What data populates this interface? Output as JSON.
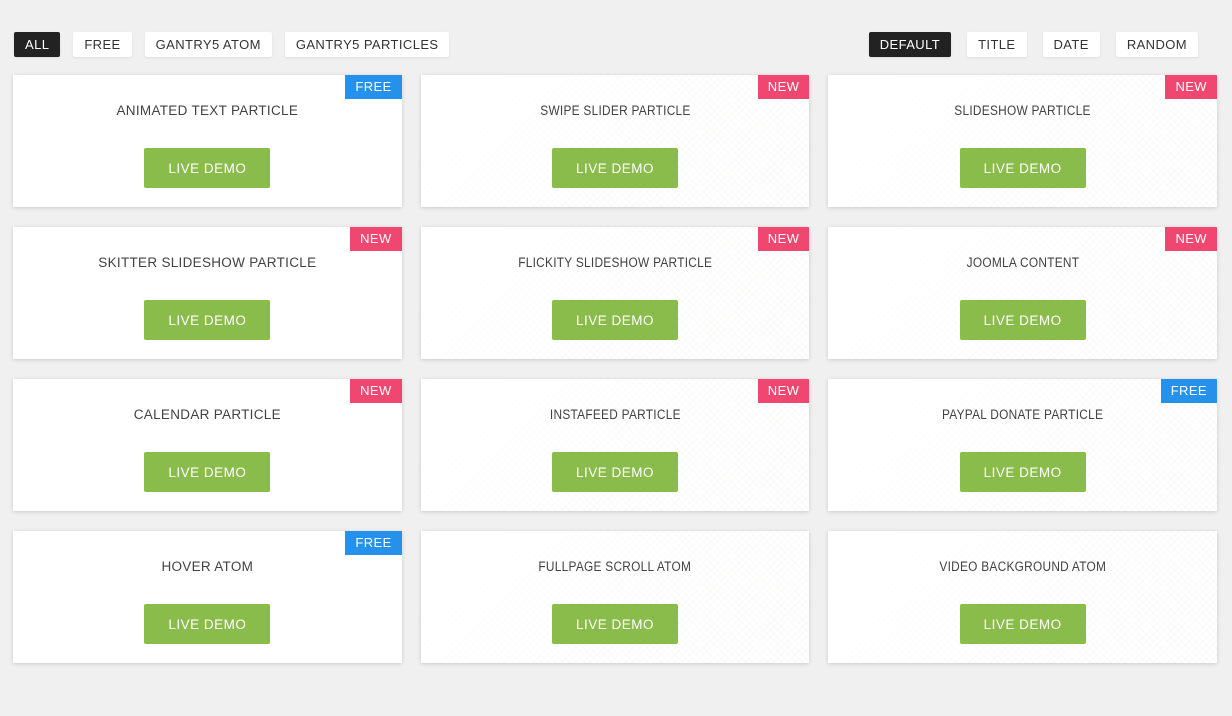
{
  "toolbar": {
    "filters": [
      {
        "label": "ALL",
        "active": true
      },
      {
        "label": "FREE",
        "active": false
      },
      {
        "label": "GANTRY5 ATOM",
        "active": false
      },
      {
        "label": "GANTRY5 PARTICLES",
        "active": false
      }
    ],
    "sorters": [
      {
        "label": "DEFAULT",
        "active": true
      },
      {
        "label": "TITLE",
        "active": false
      },
      {
        "label": "DATE",
        "active": false
      },
      {
        "label": "RANDOM",
        "active": false
      }
    ]
  },
  "cards": [
    {
      "title": "ANIMATED TEXT PARTICLE",
      "badge": "FREE",
      "button": "LIVE DEMO"
    },
    {
      "title": "SWIPE SLIDER PARTICLE",
      "badge": "NEW",
      "button": "LIVE DEMO"
    },
    {
      "title": "SLIDESHOW PARTICLE",
      "badge": "NEW",
      "button": "LIVE DEMO"
    },
    {
      "title": "SKITTER SLIDESHOW PARTICLE",
      "badge": "NEW",
      "button": "LIVE DEMO"
    },
    {
      "title": "FLICKITY SLIDESHOW PARTICLE",
      "badge": "NEW",
      "button": "LIVE DEMO"
    },
    {
      "title": "JOOMLA CONTENT",
      "badge": "NEW",
      "button": "LIVE DEMO"
    },
    {
      "title": "CALENDAR PARTICLE",
      "badge": "NEW",
      "button": "LIVE DEMO"
    },
    {
      "title": "INSTAFEED PARTICLE",
      "badge": "NEW",
      "button": "LIVE DEMO"
    },
    {
      "title": "PAYPAL DONATE PARTICLE",
      "badge": "FREE",
      "button": "LIVE DEMO"
    },
    {
      "title": "HOVER ATOM",
      "badge": "FREE",
      "button": "LIVE DEMO"
    },
    {
      "title": "FULLPAGE SCROLL ATOM",
      "badge": null,
      "button": "LIVE DEMO"
    },
    {
      "title": "VIDEO BACKGROUND ATOM",
      "badge": null,
      "button": "LIVE DEMO"
    }
  ],
  "colors": {
    "page_bg": "#f0f0f0",
    "badge_new": "#ef476f",
    "badge_free": "#2591ea",
    "demo_green": "#8abc4b",
    "chip_active_bg": "#222222",
    "chip_active_text": "#ffffff",
    "chip_text": "#333333",
    "title_text": "#424242"
  }
}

---

■ Required work ■
The records above must be echoed exactly, minus their pictures.

■ Answer to this exercise ■
What data populates this interface? Output as JSON.
{
  "toolbar": {
    "filters": [
      {
        "label": "ALL",
        "active": true
      },
      {
        "label": "FREE",
        "active": false
      },
      {
        "label": "GANTRY5 ATOM",
        "active": false
      },
      {
        "label": "GANTRY5 PARTICLES",
        "active": false
      }
    ],
    "sorters": [
      {
        "label": "DEFAULT",
        "active": true
      },
      {
        "label": "TITLE",
        "active": false
      },
      {
        "label": "DATE",
        "active": false
      },
      {
        "label": "RANDOM",
        "active": false
      }
    ]
  },
  "cards": [
    {
      "title": "ANIMATED TEXT PARTICLE",
      "badge": "FREE",
      "button": "LIVE DEMO"
    },
    {
      "title": "SWIPE SLIDER PARTICLE",
      "badge": "NEW",
      "button": "LIVE DEMO"
    },
    {
      "title": "SLIDESHOW PARTICLE",
      "badge": "NEW",
      "button": "LIVE DEMO"
    },
    {
      "title": "SKITTER SLIDESHOW PARTICLE",
      "badge": "NEW",
      "button": "LIVE DEMO"
    },
    {
      "title": "FLICKITY SLIDESHOW PARTICLE",
      "badge": "NEW",
      "button": "LIVE DEMO"
    },
    {
      "title": "JOOMLA CONTENT",
      "badge": "NEW",
      "button": "LIVE DEMO"
    },
    {
      "title": "CALENDAR PARTICLE",
      "badge": "NEW",
      "button": "LIVE DEMO"
    },
    {
      "title": "INSTAFEED PARTICLE",
      "badge": "NEW",
      "button": "LIVE DEMO"
    },
    {
      "title": "PAYPAL DONATE PARTICLE",
      "badge": "FREE",
      "button": "LIVE DEMO"
    },
    {
      "title": "HOVER ATOM",
      "badge": "FREE",
      "button": "LIVE DEMO"
    },
    {
      "title": "FULLPAGE SCROLL ATOM",
      "badge": null,
      "button": "LIVE DEMO"
    },
    {
      "title": "VIDEO BACKGROUND ATOM",
      "badge": null,
      "button": "LIVE DEMO"
    }
  ],
  "colors": {
    "page_bg": "#f0f0f0",
    "badge_new": "#ef476f",
    "badge_free": "#2591ea",
    "demo_green": "#8abc4b",
    "chip_active_bg": "#222222",
    "chip_active_text": "#ffffff",
    "chip_text": "#333333",
    "title_text": "#424242"
  }
}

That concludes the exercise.